** Start Data to process **

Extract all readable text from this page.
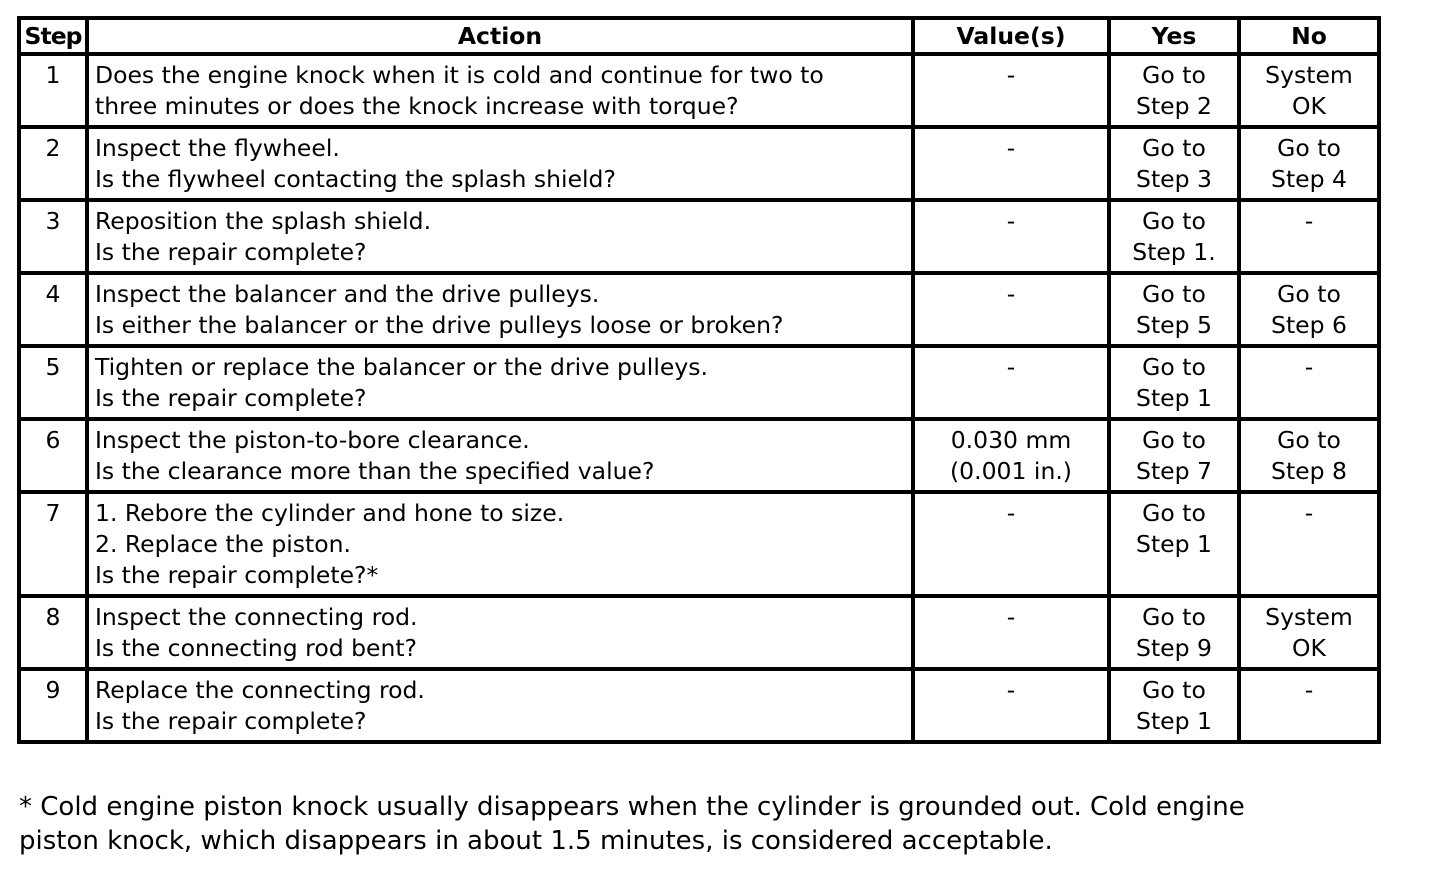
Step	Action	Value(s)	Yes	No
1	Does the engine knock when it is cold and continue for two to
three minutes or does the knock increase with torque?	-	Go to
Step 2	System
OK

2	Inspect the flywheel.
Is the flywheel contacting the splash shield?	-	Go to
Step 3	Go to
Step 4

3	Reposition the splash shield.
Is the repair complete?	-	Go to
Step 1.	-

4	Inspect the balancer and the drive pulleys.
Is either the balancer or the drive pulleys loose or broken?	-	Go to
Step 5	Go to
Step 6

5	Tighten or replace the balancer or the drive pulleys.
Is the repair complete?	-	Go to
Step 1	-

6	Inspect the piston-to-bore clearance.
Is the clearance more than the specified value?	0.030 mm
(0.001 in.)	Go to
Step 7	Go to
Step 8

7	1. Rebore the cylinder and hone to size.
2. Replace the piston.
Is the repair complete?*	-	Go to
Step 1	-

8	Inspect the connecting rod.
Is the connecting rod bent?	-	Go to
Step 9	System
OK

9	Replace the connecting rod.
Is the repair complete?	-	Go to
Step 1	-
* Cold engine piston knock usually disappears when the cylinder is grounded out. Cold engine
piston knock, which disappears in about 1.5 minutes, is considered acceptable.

** End Data to process **
** Start Data to process **

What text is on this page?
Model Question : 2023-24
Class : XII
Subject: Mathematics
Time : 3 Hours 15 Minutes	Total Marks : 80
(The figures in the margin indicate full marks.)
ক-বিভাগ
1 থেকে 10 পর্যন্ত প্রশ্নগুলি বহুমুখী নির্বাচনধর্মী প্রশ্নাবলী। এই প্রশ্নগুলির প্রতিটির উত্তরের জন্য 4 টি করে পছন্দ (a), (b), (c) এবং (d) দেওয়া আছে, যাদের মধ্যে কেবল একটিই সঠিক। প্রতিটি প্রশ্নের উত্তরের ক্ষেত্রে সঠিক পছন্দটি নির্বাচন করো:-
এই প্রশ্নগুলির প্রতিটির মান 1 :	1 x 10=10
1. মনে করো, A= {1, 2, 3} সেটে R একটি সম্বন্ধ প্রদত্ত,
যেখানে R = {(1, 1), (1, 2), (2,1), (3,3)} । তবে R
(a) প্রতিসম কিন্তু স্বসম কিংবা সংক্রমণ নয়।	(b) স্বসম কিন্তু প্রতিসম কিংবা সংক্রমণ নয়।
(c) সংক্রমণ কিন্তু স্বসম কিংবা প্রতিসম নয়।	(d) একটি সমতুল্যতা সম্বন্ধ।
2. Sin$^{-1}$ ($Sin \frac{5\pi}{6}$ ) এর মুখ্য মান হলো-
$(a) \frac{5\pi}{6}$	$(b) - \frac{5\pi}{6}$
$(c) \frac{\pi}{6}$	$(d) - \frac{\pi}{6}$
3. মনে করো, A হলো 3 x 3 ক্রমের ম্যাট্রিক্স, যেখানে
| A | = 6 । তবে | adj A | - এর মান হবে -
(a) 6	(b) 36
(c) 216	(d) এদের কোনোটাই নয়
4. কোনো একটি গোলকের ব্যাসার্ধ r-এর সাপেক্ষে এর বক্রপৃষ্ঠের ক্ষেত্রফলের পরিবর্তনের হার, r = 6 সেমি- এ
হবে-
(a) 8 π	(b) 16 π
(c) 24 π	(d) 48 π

** End Data to process **
** Start Data to process **

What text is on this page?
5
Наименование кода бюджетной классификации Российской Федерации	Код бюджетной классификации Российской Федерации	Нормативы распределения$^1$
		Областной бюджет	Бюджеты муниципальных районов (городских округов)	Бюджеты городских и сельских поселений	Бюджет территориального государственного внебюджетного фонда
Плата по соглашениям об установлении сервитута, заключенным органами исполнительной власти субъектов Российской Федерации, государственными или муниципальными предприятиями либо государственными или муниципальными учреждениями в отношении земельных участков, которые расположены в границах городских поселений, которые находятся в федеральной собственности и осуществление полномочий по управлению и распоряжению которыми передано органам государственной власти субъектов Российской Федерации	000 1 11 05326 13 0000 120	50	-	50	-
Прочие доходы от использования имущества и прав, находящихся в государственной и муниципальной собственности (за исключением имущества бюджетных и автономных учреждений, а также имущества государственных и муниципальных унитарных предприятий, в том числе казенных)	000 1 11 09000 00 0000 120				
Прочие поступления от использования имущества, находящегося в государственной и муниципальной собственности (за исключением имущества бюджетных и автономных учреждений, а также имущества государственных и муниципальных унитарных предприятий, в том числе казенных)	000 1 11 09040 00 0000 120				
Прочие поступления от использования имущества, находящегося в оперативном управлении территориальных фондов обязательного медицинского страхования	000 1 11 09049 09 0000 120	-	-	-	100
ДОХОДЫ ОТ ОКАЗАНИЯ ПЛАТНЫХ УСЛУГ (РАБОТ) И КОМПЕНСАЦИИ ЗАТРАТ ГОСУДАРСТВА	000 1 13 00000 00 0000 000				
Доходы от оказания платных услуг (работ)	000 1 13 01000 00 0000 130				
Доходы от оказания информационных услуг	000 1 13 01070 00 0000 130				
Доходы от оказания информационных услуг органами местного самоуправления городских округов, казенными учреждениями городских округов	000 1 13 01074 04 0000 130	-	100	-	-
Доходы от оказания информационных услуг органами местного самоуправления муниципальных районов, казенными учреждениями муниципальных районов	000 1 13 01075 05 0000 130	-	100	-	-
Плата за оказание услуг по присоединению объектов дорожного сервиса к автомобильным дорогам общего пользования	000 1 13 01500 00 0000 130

** End Data to process **

Aim of the task >> Tally up the lines in the preceding listing that contain the string "самоуправления". Respond with the number and nothing else.

Solved exercise >> 2